(Data entries)
§ §

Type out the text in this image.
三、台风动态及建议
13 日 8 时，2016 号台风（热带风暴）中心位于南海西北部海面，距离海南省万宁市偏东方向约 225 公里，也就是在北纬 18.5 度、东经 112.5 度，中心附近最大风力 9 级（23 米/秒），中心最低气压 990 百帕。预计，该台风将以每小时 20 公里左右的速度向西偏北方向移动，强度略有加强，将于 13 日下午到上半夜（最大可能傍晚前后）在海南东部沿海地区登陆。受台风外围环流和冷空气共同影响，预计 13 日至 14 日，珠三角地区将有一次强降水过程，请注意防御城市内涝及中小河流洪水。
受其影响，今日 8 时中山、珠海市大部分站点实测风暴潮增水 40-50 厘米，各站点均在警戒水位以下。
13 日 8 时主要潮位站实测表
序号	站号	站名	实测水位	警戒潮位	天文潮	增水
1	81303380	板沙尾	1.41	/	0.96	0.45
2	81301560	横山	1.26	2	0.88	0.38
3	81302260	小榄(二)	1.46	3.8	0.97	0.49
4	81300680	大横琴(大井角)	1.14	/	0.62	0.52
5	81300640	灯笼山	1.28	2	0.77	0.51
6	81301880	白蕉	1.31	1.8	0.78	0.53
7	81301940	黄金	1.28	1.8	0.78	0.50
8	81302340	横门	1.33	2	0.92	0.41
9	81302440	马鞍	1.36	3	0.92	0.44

§ §

Print every entry exactly as it appears.

## CORRECT OUTPUT
Type out the text in this image.
三、台风动态及建议
13 日 8 时，2016 号台风（热带风暴）中心位于南海西北部海面，距离海南省万宁市偏东方向约 225 公里，也就是在北纬 18.5 度、东经 112.5 度，中心附近最大风力 9 级（23 米/秒），中心最低气压 990 百帕。预计，该台风将以每小时 20 公里左右的速度向西偏北方向移动，强度略有加强，将于 13 日下午到上半夜（最大可能傍晚前后）在海南东部沿海地区登陆。受台风外围环流和冷空气共同影响，预计 13 日至 14 日，珠三角地区将有一次强降水过程，请注意防御城市内涝及中小河流洪水。
受其影响，今日 8 时中山、珠海市大部分站点实测风暴潮增水 40-50 厘米，各站点均在警戒水位以下。
13 日 8 时主要潮位站实测表
序号	站号	站名	实测水位	警戒潮位	天文潮	增水
1	81303380	板沙尾	1.41	/	0.96	0.45
2	81301560	横山	1.26	2	0.88	0.38
3	81302260	小榄(二)	1.46	3.8	0.97	0.49
4	81300680	大横琴(大井角)	1.14	/	0.62	0.52
5	81300640	灯笼山	1.28	2	0.77	0.51
6	81301880	白蕉	1.31	1.8	0.78	0.53
7	81301940	黄金	1.28	1.8	0.78	0.50
8	81302340	横门	1.33	2	0.92	0.41
9	81302440	马鞍	1.36	3	0.92	0.44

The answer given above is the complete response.